Records from a dataset:
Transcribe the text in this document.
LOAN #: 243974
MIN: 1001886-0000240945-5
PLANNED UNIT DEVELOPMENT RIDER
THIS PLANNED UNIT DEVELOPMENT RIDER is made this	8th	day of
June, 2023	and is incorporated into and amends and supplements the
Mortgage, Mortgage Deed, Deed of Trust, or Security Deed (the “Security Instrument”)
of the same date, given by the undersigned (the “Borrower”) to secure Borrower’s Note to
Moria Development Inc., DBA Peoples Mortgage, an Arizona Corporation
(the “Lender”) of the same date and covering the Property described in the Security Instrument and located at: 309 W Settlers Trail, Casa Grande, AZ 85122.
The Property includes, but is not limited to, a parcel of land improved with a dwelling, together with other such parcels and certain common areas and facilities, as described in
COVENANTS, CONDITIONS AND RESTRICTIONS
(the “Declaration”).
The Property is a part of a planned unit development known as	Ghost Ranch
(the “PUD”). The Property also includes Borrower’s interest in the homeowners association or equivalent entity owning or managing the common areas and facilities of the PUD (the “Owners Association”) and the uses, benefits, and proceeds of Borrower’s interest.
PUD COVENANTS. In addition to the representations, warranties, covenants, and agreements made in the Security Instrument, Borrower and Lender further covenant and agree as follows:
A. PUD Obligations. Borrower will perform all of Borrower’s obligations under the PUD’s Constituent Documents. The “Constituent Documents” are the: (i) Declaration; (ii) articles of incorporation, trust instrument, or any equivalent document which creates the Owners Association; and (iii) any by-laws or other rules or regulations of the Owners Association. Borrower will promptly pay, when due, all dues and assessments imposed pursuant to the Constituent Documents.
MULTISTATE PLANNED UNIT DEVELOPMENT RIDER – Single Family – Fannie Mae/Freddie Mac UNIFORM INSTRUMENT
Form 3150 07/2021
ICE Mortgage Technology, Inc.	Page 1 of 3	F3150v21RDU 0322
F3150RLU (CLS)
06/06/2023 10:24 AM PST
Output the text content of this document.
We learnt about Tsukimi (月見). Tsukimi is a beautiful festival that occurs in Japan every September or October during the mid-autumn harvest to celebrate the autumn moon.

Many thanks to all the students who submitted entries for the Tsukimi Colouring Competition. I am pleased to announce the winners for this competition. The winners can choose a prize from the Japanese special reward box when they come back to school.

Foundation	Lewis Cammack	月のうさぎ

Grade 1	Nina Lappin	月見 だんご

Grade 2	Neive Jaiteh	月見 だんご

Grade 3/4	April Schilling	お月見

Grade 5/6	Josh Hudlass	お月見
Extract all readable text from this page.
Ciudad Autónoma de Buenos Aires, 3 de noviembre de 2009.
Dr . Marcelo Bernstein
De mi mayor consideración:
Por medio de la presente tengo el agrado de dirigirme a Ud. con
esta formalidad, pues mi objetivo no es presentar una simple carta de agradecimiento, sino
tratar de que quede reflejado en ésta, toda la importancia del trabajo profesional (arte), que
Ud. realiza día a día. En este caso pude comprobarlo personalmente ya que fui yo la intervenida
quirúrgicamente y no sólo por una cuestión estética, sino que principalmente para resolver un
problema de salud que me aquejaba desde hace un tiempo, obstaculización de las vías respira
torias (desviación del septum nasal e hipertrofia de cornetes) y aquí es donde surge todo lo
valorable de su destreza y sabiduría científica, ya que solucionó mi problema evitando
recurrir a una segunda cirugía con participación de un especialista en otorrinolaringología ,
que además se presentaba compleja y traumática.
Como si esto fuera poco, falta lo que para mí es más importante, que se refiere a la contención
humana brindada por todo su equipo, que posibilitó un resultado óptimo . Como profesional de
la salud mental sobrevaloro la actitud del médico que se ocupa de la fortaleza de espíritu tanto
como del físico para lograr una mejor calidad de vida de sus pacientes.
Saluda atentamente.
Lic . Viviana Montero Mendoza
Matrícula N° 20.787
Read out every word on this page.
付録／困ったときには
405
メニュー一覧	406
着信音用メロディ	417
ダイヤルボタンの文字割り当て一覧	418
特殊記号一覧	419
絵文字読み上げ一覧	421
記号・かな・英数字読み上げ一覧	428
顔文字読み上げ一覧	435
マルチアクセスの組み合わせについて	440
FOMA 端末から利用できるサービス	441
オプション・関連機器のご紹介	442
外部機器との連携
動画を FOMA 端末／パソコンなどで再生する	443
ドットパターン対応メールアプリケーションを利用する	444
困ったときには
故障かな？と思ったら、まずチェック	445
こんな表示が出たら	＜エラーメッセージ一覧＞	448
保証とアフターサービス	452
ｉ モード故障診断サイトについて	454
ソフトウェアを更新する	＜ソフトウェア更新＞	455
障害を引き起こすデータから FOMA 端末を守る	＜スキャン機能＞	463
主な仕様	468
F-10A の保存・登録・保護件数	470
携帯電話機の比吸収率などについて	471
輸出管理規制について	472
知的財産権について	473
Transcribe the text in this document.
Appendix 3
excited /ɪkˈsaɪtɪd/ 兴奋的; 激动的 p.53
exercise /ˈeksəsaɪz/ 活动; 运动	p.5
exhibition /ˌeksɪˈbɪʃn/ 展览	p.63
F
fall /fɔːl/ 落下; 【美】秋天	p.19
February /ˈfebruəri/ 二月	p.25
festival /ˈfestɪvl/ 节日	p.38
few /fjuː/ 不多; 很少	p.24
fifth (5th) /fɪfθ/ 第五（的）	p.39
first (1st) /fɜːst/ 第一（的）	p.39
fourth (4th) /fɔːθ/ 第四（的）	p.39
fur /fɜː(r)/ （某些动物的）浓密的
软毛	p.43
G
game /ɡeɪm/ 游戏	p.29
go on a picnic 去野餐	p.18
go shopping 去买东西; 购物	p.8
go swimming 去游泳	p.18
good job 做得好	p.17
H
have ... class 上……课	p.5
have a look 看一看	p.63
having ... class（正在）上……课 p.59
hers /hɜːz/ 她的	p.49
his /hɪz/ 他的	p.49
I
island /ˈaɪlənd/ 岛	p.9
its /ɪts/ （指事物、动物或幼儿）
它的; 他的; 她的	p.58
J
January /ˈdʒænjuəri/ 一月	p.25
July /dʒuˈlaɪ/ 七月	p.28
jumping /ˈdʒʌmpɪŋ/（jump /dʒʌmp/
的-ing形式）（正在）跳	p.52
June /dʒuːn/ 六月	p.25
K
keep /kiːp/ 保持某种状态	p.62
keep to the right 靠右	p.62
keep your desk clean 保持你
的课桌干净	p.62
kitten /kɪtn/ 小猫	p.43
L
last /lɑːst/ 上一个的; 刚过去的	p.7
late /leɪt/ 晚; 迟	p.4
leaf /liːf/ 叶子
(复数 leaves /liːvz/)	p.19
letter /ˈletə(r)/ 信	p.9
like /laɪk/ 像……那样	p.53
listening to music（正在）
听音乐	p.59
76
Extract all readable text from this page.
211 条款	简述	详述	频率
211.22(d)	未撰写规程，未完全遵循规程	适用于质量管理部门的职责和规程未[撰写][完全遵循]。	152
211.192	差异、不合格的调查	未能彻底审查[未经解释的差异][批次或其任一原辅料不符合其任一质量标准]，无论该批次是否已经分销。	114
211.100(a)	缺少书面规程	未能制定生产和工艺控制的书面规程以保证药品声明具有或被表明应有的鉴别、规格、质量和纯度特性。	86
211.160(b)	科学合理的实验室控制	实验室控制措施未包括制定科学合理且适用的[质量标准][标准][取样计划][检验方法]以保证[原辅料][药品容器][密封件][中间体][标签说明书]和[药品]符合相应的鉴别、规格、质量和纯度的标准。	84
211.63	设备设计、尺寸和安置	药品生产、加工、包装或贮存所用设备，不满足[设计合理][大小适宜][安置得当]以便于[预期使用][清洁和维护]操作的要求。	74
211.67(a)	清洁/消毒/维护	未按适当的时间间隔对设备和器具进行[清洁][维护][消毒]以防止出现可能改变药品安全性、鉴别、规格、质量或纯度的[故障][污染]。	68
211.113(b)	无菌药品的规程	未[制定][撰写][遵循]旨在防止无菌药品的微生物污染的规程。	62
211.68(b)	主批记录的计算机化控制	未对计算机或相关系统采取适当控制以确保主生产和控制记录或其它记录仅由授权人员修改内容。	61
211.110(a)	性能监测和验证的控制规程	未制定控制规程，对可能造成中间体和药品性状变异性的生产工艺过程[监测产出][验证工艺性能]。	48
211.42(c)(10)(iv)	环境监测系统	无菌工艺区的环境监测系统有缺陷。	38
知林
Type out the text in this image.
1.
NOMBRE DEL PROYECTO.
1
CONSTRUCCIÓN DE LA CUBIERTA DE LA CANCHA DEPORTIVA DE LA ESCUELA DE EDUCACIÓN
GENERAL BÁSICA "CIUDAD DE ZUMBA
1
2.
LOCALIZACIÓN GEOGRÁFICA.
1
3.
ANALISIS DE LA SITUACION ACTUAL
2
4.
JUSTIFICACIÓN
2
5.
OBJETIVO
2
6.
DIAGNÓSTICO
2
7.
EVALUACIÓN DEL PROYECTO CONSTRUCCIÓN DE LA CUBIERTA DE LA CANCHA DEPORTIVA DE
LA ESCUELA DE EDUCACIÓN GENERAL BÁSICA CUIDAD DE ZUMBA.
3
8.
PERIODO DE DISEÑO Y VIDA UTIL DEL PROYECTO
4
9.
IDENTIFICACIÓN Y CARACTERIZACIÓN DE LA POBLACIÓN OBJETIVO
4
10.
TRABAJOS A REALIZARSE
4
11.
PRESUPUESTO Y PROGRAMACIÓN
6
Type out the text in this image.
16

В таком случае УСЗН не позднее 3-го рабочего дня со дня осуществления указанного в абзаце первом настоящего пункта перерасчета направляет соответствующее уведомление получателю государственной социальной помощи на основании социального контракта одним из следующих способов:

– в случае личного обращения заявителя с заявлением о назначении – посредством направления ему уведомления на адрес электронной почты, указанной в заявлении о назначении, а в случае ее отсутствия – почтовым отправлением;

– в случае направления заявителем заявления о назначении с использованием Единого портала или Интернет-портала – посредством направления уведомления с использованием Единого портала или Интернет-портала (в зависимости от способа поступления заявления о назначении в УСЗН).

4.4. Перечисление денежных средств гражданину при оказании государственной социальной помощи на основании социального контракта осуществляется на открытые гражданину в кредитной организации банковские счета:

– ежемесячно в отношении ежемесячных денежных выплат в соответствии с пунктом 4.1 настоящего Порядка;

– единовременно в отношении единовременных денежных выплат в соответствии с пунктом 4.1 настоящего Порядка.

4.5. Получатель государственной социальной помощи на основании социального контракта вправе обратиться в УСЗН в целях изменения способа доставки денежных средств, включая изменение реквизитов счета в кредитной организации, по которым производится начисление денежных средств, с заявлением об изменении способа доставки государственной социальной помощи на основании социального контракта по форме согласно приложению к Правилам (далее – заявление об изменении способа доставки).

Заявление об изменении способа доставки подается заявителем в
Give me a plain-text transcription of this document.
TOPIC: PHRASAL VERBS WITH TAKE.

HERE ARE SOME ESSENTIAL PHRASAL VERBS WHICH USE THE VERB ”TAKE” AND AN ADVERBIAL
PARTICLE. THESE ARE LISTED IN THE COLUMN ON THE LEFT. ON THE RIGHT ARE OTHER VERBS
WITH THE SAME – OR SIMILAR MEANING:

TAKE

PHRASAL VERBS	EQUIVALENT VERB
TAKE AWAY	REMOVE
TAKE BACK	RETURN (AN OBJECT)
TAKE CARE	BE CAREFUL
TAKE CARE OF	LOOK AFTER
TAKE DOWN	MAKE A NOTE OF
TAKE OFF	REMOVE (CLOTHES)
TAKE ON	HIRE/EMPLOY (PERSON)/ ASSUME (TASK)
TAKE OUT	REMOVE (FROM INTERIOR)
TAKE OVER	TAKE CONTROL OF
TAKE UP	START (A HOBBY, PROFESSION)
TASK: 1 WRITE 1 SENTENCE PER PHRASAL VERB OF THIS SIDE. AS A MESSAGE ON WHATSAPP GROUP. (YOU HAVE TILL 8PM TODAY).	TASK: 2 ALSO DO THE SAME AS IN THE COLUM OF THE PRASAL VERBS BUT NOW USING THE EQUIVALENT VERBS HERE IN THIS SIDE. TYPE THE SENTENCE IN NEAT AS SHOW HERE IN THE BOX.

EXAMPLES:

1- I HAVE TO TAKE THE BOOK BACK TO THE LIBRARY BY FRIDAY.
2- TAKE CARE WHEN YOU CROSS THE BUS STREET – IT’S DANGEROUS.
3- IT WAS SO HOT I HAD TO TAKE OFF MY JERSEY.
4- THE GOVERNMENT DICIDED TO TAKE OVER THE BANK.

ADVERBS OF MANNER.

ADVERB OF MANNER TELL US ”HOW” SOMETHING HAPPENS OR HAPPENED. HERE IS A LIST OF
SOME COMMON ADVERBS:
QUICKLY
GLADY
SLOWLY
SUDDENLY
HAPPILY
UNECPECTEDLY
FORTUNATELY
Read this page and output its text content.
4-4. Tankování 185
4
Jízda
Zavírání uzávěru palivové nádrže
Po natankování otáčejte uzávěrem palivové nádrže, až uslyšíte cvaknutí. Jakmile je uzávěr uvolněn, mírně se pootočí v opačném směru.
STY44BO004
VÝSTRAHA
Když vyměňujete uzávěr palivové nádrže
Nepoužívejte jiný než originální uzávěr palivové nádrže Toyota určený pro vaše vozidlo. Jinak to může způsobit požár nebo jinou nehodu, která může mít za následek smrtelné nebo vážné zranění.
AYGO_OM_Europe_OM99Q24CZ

▶ [Problem statement]
How many lines of the listing above include the word "GENERAL"? Reply with the number alone.

▶ [Task solution]
2